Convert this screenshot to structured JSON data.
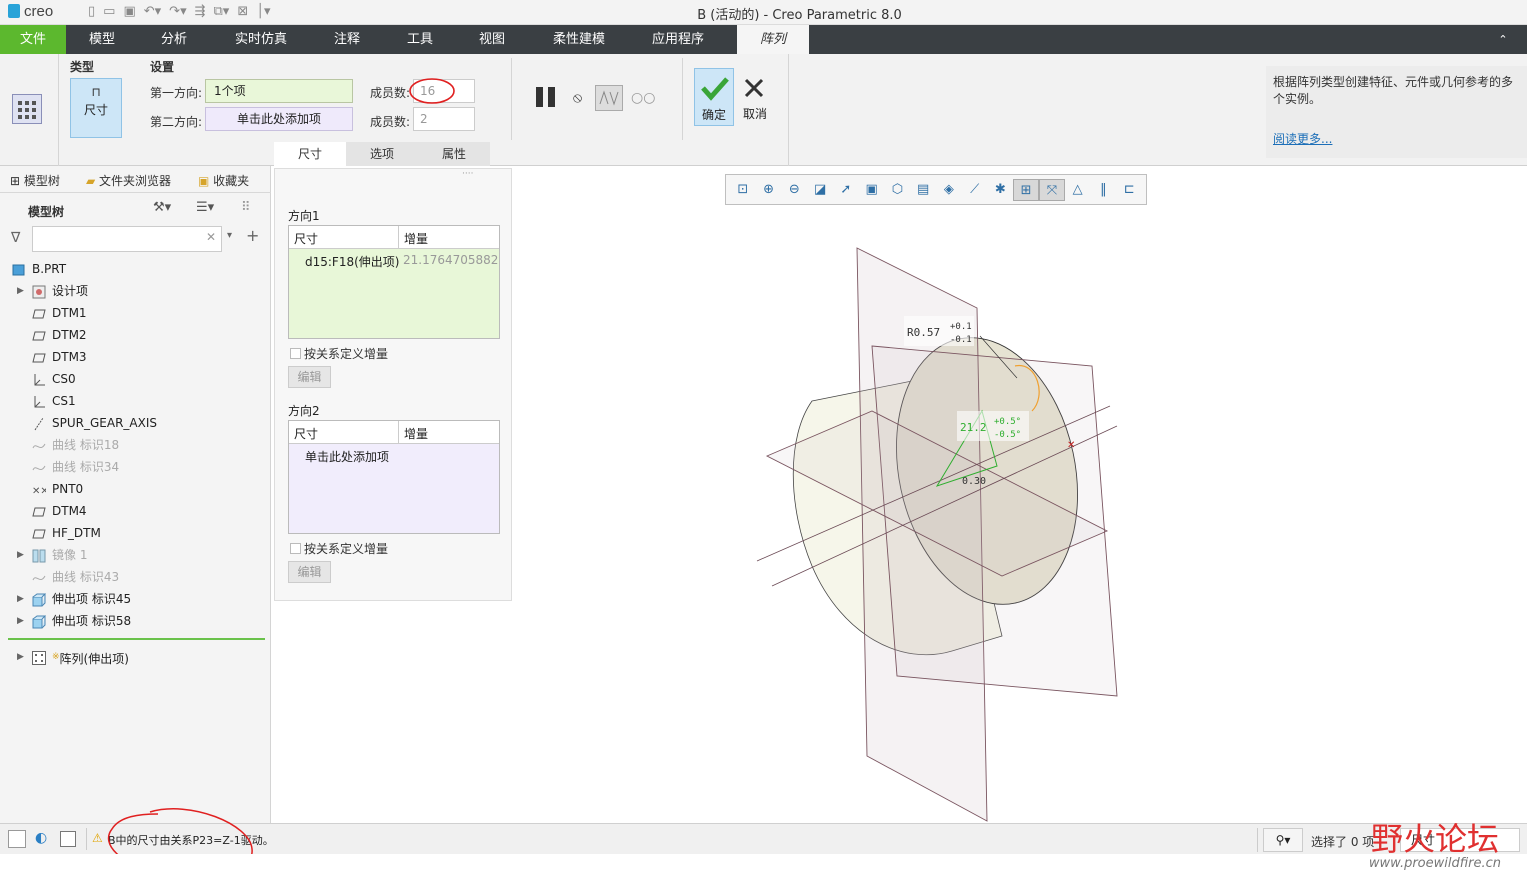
{
  "app": {
    "logo": "creo",
    "title": "B (活动的) - Creo Parametric 8.0"
  },
  "menubar": {
    "file": "文件",
    "items": [
      "模型",
      "分析",
      "实时仿真",
      "注释",
      "工具",
      "视图",
      "柔性建模",
      "应用程序"
    ],
    "active_tab": "阵列"
  },
  "ribbon": {
    "type_group": "类型",
    "type_value": "尺寸",
    "settings_group": "设置",
    "dir1_label": "第一方向:",
    "dir1_value": "1个项",
    "dir2_label": "第二方向:",
    "dir2_value": "单击此处添加项",
    "members1_label": "成员数:",
    "members1_value": "16",
    "members2_label": "成员数:",
    "members2_value": "2",
    "ok": "确定",
    "cancel": "取消",
    "tabs": [
      "尺寸",
      "选项",
      "属性"
    ],
    "help_text": "根据阵列类型创建特征、元件或几何参考的多个实例。",
    "help_link": "阅读更多..."
  },
  "leftpanel": {
    "tabs": [
      "模型树",
      "文件夹浏览器",
      "收藏夹"
    ],
    "header": "模型树",
    "search_placeholder": "",
    "tree": [
      {
        "label": "B.PRT",
        "icon": "part-icon",
        "arrow": false,
        "dim": false
      },
      {
        "label": "设计项",
        "icon": "design-items-icon",
        "arrow": true,
        "dim": false
      },
      {
        "label": "DTM1",
        "icon": "datum-plane-icon",
        "arrow": false,
        "dim": false
      },
      {
        "label": "DTM2",
        "icon": "datum-plane-icon",
        "arrow": false,
        "dim": false
      },
      {
        "label": "DTM3",
        "icon": "datum-plane-icon",
        "arrow": false,
        "dim": false
      },
      {
        "label": "CS0",
        "icon": "coordinate-system-icon",
        "arrow": false,
        "dim": false
      },
      {
        "label": "CS1",
        "icon": "coordinate-system-icon",
        "arrow": false,
        "dim": false
      },
      {
        "label": "SPUR_GEAR_AXIS",
        "icon": "axis-icon",
        "arrow": false,
        "dim": false
      },
      {
        "label": "曲线 标识18",
        "icon": "curve-icon",
        "arrow": false,
        "dim": true
      },
      {
        "label": "曲线 标识34",
        "icon": "curve-icon",
        "arrow": false,
        "dim": true
      },
      {
        "label": "PNT0",
        "icon": "datum-point-icon",
        "arrow": false,
        "dim": false
      },
      {
        "label": "DTM4",
        "icon": "datum-plane-icon",
        "arrow": false,
        "dim": false
      },
      {
        "label": "HF_DTM",
        "icon": "datum-plane-icon",
        "arrow": false,
        "dim": false
      },
      {
        "label": "镜像 1",
        "icon": "mirror-icon",
        "arrow": true,
        "dim": true
      },
      {
        "label": "曲线 标识43",
        "icon": "curve-icon",
        "arrow": false,
        "dim": true
      },
      {
        "label": "伸出项 标识45",
        "icon": "extrude-icon",
        "arrow": true,
        "dim": false
      },
      {
        "label": "伸出项 标识58",
        "icon": "extrude-icon",
        "arrow": true,
        "dim": false
      }
    ],
    "pattern_node": "阵列(伸出项)",
    "pattern_marker": "※"
  },
  "midpanel": {
    "dir1_title": "方向1",
    "col_dim": "尺寸",
    "col_inc": "增量",
    "dir1_row_dim": "d15:F18(伸出项)",
    "dir1_row_inc": "21.1764705882",
    "relation_check": "按关系定义增量",
    "edit": "编辑",
    "dir2_title": "方向2",
    "dir2_placeholder": "单击此处添加项"
  },
  "graphics": {
    "dim_radius": "R0.57",
    "dim_tol_plus": "+0.1",
    "dim_tol_minus": "-0.1",
    "dim_angle": "21.2",
    "dim_angle_plus": "+0.5°",
    "dim_angle_minus": "-0.5°",
    "dim_small": "0.30"
  },
  "statusbar": {
    "message": "B中的尺寸由关系P23=Z-1驱动。",
    "selection": "选择了 0 项",
    "filter": "尺寸"
  },
  "watermark": {
    "text": "野火论坛",
    "url": "www.proewildfire.cn"
  }
}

----------------

§ EXERCISE BRIEF
Give an exact reproduction of every line, leaving out any picture.

§ FINAL ANSWER
Convert this screenshot to structured JSON data.
{
  "app": {
    "logo": "creo",
    "title": "B (活动的) - Creo Parametric 8.0"
  },
  "menubar": {
    "file": "文件",
    "items": [
      "模型",
      "分析",
      "实时仿真",
      "注释",
      "工具",
      "视图",
      "柔性建模",
      "应用程序"
    ],
    "active_tab": "阵列"
  },
  "ribbon": {
    "type_group": "类型",
    "type_value": "尺寸",
    "settings_group": "设置",
    "dir1_label": "第一方向:",
    "dir1_value": "1个项",
    "dir2_label": "第二方向:",
    "dir2_value": "单击此处添加项",
    "members1_label": "成员数:",
    "members1_value": "16",
    "members2_label": "成员数:",
    "members2_value": "2",
    "ok": "确定",
    "cancel": "取消",
    "tabs": [
      "尺寸",
      "选项",
      "属性"
    ],
    "help_text": "根据阵列类型创建特征、元件或几何参考的多个实例。",
    "help_link": "阅读更多..."
  },
  "leftpanel": {
    "tabs": [
      "模型树",
      "文件夹浏览器",
      "收藏夹"
    ],
    "header": "模型树",
    "search_placeholder": "",
    "tree": [
      {
        "label": "B.PRT",
        "icon": "part-icon",
        "arrow": false,
        "dim": false
      },
      {
        "label": "设计项",
        "icon": "design-items-icon",
        "arrow": true,
        "dim": false
      },
      {
        "label": "DTM1",
        "icon": "datum-plane-icon",
        "arrow": false,
        "dim": false
      },
      {
        "label": "DTM2",
        "icon": "datum-plane-icon",
        "arrow": false,
        "dim": false
      },
      {
        "label": "DTM3",
        "icon": "datum-plane-icon",
        "arrow": false,
        "dim": false
      },
      {
        "label": "CS0",
        "icon": "coordinate-system-icon",
        "arrow": false,
        "dim": false
      },
      {
        "label": "CS1",
        "icon": "coordinate-system-icon",
        "arrow": false,
        "dim": false
      },
      {
        "label": "SPUR_GEAR_AXIS",
        "icon": "axis-icon",
        "arrow": false,
        "dim": false
      },
      {
        "label": "曲线 标识18",
        "icon": "curve-icon",
        "arrow": false,
        "dim": true
      },
      {
        "label": "曲线 标识34",
        "icon": "curve-icon",
        "arrow": false,
        "dim": true
      },
      {
        "label": "PNT0",
        "icon": "datum-point-icon",
        "arrow": false,
        "dim": false
      },
      {
        "label": "DTM4",
        "icon": "datum-plane-icon",
        "arrow": false,
        "dim": false
      },
      {
        "label": "HF_DTM",
        "icon": "datum-plane-icon",
        "arrow": false,
        "dim": false
      },
      {
        "label": "镜像 1",
        "icon": "mirror-icon",
        "arrow": true,
        "dim": true
      },
      {
        "label": "曲线 标识43",
        "icon": "curve-icon",
        "arrow": false,
        "dim": true
      },
      {
        "label": "伸出项 标识45",
        "icon": "extrude-icon",
        "arrow": true,
        "dim": false
      },
      {
        "label": "伸出项 标识58",
        "icon": "extrude-icon",
        "arrow": true,
        "dim": false
      }
    ],
    "pattern_node": "阵列(伸出项)",
    "pattern_marker": "※"
  },
  "midpanel": {
    "dir1_title": "方向1",
    "col_dim": "尺寸",
    "col_inc": "增量",
    "dir1_row_dim": "d15:F18(伸出项)",
    "dir1_row_inc": "21.1764705882",
    "relation_check": "按关系定义增量",
    "edit": "编辑",
    "dir2_title": "方向2",
    "dir2_placeholder": "单击此处添加项"
  },
  "graphics": {
    "dim_radius": "R0.57",
    "dim_tol_plus": "+0.1",
    "dim_tol_minus": "-0.1",
    "dim_angle": "21.2",
    "dim_angle_plus": "+0.5°",
    "dim_angle_minus": "-0.5°",
    "dim_small": "0.30"
  },
  "statusbar": {
    "message": "B中的尺寸由关系P23=Z-1驱动。",
    "selection": "选择了 0 项",
    "filter": "尺寸"
  },
  "watermark": {
    "text": "野火论坛",
    "url": "www.proewildfire.cn"
  }
}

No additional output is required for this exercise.